Recorded data

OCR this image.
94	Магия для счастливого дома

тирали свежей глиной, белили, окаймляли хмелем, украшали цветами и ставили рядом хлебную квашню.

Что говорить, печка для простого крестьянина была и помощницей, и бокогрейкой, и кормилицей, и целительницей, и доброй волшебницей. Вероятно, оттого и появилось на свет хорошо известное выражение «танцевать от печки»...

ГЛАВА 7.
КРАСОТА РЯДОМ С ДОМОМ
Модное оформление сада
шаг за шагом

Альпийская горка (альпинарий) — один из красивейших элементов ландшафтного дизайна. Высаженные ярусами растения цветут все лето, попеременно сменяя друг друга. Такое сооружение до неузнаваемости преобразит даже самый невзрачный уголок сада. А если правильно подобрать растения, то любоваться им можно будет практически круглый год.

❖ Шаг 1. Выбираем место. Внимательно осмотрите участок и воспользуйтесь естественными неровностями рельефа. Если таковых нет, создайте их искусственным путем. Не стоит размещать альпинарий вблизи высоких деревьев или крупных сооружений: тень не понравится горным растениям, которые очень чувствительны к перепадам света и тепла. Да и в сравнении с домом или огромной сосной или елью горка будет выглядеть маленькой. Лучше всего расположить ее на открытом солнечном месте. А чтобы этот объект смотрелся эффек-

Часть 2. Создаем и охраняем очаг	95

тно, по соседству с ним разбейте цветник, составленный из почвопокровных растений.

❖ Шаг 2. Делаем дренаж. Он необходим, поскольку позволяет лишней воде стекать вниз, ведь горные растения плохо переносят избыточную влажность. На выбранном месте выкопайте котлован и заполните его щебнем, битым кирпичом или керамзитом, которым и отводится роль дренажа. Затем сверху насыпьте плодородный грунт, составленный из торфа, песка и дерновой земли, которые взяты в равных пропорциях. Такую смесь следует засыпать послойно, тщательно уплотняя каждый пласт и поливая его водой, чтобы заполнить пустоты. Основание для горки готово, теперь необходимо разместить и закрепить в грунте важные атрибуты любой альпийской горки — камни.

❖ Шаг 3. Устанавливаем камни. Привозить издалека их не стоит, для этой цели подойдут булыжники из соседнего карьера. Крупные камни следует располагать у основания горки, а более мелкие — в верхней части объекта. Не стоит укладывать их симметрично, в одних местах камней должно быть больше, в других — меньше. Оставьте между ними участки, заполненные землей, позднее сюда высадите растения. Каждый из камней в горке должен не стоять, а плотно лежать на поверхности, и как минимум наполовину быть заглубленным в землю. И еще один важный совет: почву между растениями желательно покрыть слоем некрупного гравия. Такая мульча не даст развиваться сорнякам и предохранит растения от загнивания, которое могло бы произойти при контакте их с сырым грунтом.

- **Do this**
Retype the entries one by one, exactly.

- **Response to this task**
OCR this image.
94	Магия для счастливого дома

тирали свежей глиной, белили, окаймляли хмелем, украшали цветами и ставили рядом хлебную квашню.

Что говорить, печка для простого крестьянина была и помощницей, и бокогрейкой, и кормилицей, и целительницей, и доброй волшебницей. Вероятно, оттого и появилось на свет хорошо известное выражение «танцевать от печки»...

ГЛАВА 7.
КРАСОТА РЯДОМ С ДОМОМ
Модное оформление сада
шаг за шагом

Альпийская горка (альпинарий) — один из красивейших элементов ландшафтного дизайна. Высаженные ярусами растения цветут все лето, попеременно сменяя друг друга. Такое сооружение до неузнаваемости преобразит даже самый невзрачный уголок сада. А если правильно подобрать растения, то любоваться им можно будет практически круглый год.

❖ Шаг 1. Выбираем место. Внимательно осмотрите участок и воспользуйтесь естественными неровностями рельефа. Если таковых нет, создайте их искусственным путем. Не стоит размещать альпинарий вблизи высоких деревьев или крупных сооружений: тень не понравится горным растениям, которые очень чувствительны к перепадам света и тепла. Да и в сравнении с домом или огромной сосной или елью горка будет выглядеть маленькой. Лучше всего расположить ее на открытом солнечном месте. А чтобы этот объект смотрелся эффек-

Часть 2. Создаем и охраняем очаг	95

тно, по соседству с ним разбейте цветник, составленный из почвопокровных растений.

❖ Шаг 2. Делаем дренаж. Он необходим, поскольку позволяет лишней воде стекать вниз, ведь горные растения плохо переносят избыточную влажность. На выбранном месте выкопайте котлован и заполните его щебнем, битым кирпичом или керамзитом, которым и отводится роль дренажа. Затем сверху насыпьте плодородный грунт, составленный из торфа, песка и дерновой земли, которые взяты в равных пропорциях. Такую смесь следует засыпать послойно, тщательно уплотняя каждый пласт и поливая его водой, чтобы заполнить пустоты. Основание для горки готово, теперь необходимо разместить и закрепить в грунте важные атрибуты любой альпийской горки — камни.

❖ Шаг 3. Устанавливаем камни. Привозить издалека их не стоит, для этой цели подойдут булыжники из соседнего карьера. Крупные камни следует располагать у основания горки, а более мелкие — в верхней части объекта. Не стоит укладывать их симметрично, в одних местах камней должно быть больше, в других — меньше. Оставьте между ними участки, заполненные землей, позднее сюда высадите растения. Каждый из камней в горке должен не стоять, а плотно лежать на поверхности, и как минимум наполовину быть заглубленным в землю. И еще один важный совет: почву между растениями желательно покрыть слоем некрупного гравия. Такая мульча не даст развиваться сорнякам и предохранит растения от загнивания, которое могло бы произойти при контакте их с сырым грунтом.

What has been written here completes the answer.